WRITTEN EXERCISE
Present every line in which the string "true" appears.

DATA FOR THIS TASK
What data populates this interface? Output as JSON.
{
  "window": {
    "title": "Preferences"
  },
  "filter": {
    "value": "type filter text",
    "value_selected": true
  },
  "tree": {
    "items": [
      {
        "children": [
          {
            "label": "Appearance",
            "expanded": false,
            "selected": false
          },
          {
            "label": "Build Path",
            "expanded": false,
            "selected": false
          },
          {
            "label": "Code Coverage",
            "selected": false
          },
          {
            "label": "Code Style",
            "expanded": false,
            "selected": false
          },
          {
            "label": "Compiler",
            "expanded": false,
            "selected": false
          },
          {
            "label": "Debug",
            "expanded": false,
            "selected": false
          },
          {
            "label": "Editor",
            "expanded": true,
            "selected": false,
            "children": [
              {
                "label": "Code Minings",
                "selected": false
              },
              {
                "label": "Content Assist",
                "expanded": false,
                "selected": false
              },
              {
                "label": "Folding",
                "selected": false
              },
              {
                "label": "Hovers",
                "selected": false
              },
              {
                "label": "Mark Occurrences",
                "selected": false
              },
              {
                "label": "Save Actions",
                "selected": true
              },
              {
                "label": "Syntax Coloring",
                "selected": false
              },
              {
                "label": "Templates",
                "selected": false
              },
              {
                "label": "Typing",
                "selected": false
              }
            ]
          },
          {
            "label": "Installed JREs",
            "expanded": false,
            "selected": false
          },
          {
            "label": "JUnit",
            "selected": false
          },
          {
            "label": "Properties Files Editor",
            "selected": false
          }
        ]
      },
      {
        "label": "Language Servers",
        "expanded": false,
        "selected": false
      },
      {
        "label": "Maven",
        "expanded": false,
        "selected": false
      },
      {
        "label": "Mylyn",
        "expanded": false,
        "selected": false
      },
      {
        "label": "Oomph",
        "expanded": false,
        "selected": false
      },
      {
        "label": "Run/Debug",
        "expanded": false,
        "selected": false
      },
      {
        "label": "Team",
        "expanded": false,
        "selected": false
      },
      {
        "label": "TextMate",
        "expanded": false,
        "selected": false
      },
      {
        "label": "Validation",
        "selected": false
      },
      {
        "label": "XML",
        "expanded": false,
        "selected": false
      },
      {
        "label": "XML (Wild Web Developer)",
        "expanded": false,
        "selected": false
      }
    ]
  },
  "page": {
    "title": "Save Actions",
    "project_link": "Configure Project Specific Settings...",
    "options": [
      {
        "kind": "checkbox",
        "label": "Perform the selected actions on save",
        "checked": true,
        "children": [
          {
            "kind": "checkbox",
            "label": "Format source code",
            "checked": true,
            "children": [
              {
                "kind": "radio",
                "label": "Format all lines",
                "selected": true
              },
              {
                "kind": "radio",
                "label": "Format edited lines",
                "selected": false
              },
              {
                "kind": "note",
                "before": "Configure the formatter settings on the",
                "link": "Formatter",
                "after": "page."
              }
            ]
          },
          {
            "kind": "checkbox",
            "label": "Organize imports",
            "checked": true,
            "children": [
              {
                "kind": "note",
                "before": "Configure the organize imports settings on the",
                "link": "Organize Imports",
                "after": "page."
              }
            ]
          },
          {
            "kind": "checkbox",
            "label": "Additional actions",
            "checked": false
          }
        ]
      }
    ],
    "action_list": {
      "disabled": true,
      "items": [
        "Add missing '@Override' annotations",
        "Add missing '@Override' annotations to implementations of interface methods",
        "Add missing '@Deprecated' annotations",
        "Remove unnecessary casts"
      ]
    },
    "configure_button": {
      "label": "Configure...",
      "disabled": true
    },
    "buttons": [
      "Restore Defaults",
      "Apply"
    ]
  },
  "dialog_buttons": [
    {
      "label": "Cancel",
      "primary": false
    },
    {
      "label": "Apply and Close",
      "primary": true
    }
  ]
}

WRITTEN ANSWER
    "value_selected": true
            "expanded": true,
                "selected": true
        "checked": true,
            "checked": true,
                "selected": true
            "checked": true,
      "disabled": true,
      "disabled": true
      "primary": true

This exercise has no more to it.